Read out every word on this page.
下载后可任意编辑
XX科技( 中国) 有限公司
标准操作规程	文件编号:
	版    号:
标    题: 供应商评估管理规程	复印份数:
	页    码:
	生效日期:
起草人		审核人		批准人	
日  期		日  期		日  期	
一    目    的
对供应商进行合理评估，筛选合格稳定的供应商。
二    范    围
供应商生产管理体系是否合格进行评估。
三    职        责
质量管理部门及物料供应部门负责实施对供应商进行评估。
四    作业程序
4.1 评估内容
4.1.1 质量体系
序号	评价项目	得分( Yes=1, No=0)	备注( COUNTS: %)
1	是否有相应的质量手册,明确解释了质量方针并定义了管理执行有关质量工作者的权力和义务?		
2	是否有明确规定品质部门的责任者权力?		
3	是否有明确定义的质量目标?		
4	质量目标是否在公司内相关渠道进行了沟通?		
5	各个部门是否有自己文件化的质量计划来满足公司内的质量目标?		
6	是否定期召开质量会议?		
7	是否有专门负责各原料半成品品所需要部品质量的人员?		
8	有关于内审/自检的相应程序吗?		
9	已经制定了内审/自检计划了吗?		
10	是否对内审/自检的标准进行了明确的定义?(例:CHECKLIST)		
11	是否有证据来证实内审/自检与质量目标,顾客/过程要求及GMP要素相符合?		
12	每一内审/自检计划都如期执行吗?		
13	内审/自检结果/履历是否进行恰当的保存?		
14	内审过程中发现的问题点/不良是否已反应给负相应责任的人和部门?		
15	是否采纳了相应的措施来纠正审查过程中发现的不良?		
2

.....

### DIRECTION
Return all of the entries exactly as written.

### TASK OUTPUT
Read out every word on this page.
下载后可任意编辑
XX科技( 中国) 有限公司
标准操作规程	文件编号:
	版    号:
标    题: 供应商评估管理规程	复印份数:
	页    码:
	生效日期:
起草人		审核人		批准人	
日  期		日  期		日  期	
一    目    的
对供应商进行合理评估，筛选合格稳定的供应商。
二    范    围
供应商生产管理体系是否合格进行评估。
三    职        责
质量管理部门及物料供应部门负责实施对供应商进行评估。
四    作业程序
4.1 评估内容
4.1.1 质量体系
序号	评价项目	得分( Yes=1, No=0)	备注( COUNTS: %)
1	是否有相应的质量手册,明确解释了质量方针并定义了管理执行有关质量工作者的权力和义务?		
2	是否有明确规定品质部门的责任者权力?		
3	是否有明确定义的质量目标?		
4	质量目标是否在公司内相关渠道进行了沟通?		
5	各个部门是否有自己文件化的质量计划来满足公司内的质量目标?		
6	是否定期召开质量会议?		
7	是否有专门负责各原料半成品品所需要部品质量的人员?		
8	有关于内审/自检的相应程序吗?		
9	已经制定了内审/自检计划了吗?		
10	是否对内审/自检的标准进行了明确的定义?(例:CHECKLIST)		
11	是否有证据来证实内审/自检与质量目标,顾客/过程要求及GMP要素相符合?		
12	每一内审/自检计划都如期执行吗?		
13	内审/自检结果/履历是否进行恰当的保存?		
14	内审过程中发现的问题点/不良是否已反应给负相应责任的人和部门?		
15	是否采纳了相应的措施来纠正审查过程中发现的不良?		
2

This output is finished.